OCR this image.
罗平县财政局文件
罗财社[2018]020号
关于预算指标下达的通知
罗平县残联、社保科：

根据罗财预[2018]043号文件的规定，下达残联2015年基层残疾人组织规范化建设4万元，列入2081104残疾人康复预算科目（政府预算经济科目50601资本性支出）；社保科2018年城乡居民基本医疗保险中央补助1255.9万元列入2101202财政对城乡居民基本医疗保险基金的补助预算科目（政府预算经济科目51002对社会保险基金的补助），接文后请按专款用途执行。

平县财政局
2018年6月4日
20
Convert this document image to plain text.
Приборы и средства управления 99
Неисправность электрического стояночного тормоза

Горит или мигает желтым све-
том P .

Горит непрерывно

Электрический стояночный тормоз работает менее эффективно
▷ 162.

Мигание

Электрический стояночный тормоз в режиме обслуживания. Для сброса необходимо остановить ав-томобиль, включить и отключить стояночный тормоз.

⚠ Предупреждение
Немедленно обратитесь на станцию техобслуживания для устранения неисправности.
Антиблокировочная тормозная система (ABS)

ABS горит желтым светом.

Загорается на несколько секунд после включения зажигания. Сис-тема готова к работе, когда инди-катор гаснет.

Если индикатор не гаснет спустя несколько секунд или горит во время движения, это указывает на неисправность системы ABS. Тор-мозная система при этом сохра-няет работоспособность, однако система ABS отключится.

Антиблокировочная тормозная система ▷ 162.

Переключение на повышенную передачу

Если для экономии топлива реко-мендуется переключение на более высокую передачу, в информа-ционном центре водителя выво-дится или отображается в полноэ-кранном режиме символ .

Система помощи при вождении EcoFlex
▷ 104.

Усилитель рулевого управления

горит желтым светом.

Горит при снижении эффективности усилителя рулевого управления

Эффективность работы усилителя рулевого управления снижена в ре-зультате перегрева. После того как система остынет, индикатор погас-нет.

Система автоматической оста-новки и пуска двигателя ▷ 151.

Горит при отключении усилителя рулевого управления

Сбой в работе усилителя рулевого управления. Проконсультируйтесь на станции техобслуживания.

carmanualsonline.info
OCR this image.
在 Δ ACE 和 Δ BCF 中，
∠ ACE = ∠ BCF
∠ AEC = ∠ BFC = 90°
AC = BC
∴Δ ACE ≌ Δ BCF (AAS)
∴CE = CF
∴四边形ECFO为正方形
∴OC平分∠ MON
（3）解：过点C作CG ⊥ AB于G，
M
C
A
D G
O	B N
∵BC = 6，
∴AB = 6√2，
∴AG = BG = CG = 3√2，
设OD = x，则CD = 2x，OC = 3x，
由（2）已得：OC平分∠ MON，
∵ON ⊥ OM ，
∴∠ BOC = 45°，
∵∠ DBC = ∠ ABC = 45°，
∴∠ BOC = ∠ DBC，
* * *
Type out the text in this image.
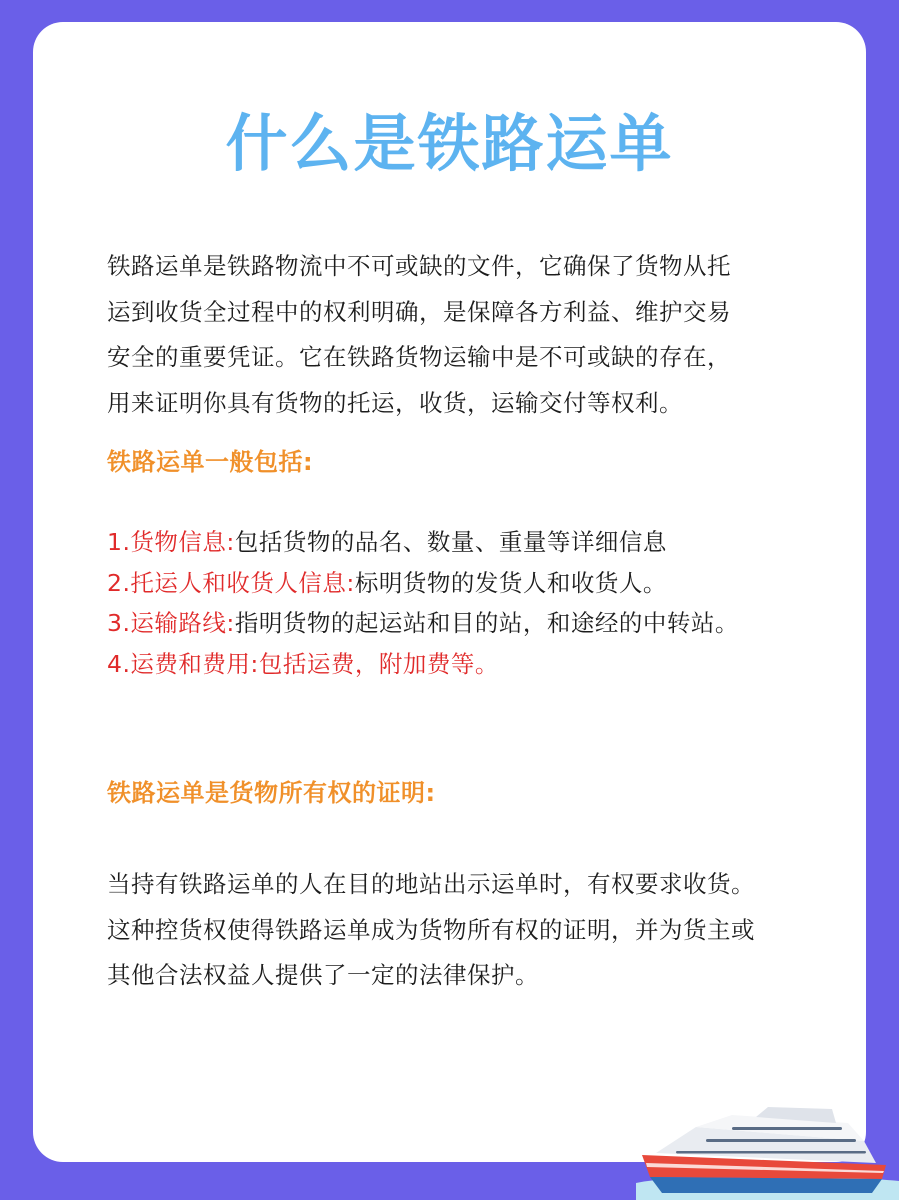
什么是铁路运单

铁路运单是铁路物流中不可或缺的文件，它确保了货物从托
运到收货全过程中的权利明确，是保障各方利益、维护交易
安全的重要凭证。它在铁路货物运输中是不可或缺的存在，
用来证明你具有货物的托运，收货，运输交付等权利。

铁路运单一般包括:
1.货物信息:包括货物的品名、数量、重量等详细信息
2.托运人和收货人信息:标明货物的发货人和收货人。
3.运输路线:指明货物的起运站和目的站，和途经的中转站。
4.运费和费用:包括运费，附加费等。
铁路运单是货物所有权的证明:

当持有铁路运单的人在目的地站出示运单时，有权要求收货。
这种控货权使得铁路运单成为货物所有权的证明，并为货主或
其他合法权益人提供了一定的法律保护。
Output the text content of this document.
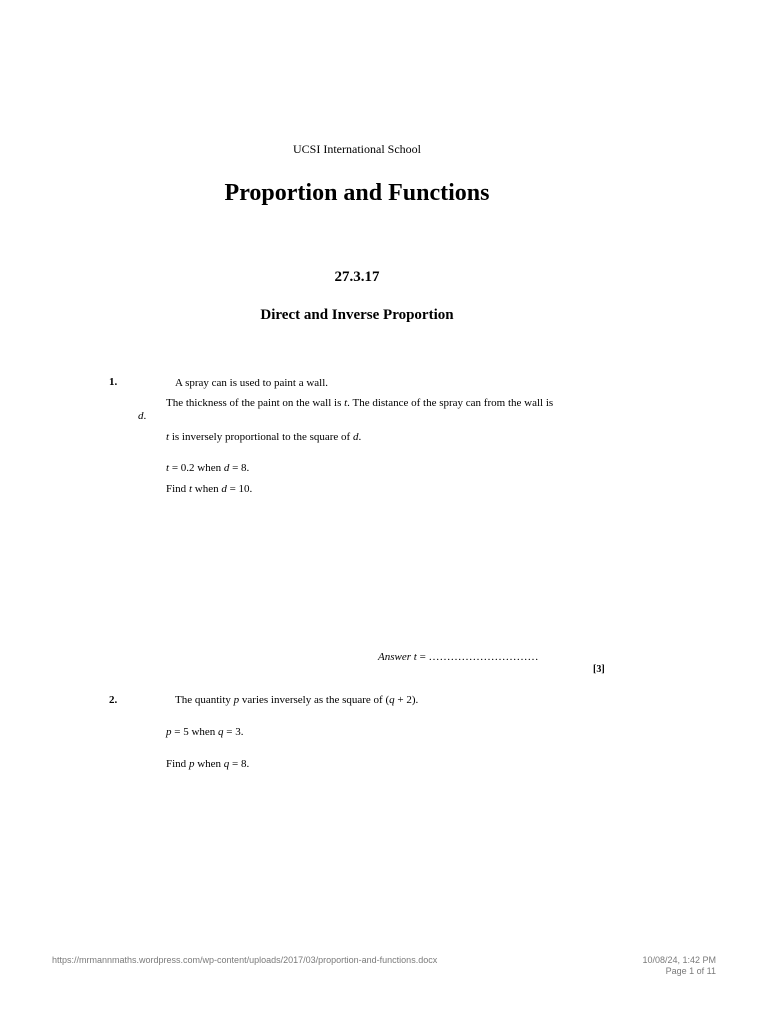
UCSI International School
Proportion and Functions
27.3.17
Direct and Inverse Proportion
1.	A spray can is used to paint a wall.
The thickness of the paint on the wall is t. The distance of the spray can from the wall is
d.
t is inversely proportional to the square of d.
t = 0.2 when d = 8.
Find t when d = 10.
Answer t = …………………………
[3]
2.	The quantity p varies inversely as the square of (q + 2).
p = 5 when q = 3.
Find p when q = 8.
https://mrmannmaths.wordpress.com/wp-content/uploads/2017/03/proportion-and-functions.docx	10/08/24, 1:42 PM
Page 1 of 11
...
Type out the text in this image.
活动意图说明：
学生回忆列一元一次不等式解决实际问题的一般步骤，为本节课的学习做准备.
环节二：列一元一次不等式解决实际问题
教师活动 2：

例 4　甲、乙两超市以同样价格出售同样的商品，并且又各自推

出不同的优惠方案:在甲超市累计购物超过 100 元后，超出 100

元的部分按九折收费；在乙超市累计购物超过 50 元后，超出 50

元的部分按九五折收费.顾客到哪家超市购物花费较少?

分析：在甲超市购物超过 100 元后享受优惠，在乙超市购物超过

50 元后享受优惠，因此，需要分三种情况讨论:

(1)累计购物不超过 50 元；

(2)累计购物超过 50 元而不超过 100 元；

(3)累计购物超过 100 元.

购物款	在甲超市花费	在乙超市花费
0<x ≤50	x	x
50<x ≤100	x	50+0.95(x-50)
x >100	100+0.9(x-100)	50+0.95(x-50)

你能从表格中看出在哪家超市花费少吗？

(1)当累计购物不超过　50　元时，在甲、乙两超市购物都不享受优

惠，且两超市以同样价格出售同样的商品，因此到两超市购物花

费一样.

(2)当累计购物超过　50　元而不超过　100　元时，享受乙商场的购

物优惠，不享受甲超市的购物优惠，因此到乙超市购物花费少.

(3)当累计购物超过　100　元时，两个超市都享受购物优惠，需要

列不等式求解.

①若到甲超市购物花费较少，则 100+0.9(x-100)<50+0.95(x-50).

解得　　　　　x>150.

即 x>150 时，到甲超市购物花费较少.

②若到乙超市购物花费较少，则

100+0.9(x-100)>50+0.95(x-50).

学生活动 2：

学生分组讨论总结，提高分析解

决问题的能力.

### TASK TO CARRY OUT:
Copy each line above that contains the word "Электрический".

### EXPECTED ANSWER:
Электрический стояночный тормоз работает менее эффективно
Электрический стояночный тормоз в режиме обслуживания. Для сброса необходимо остановить ав-томобиль, включить и отключить стояночный тормоз.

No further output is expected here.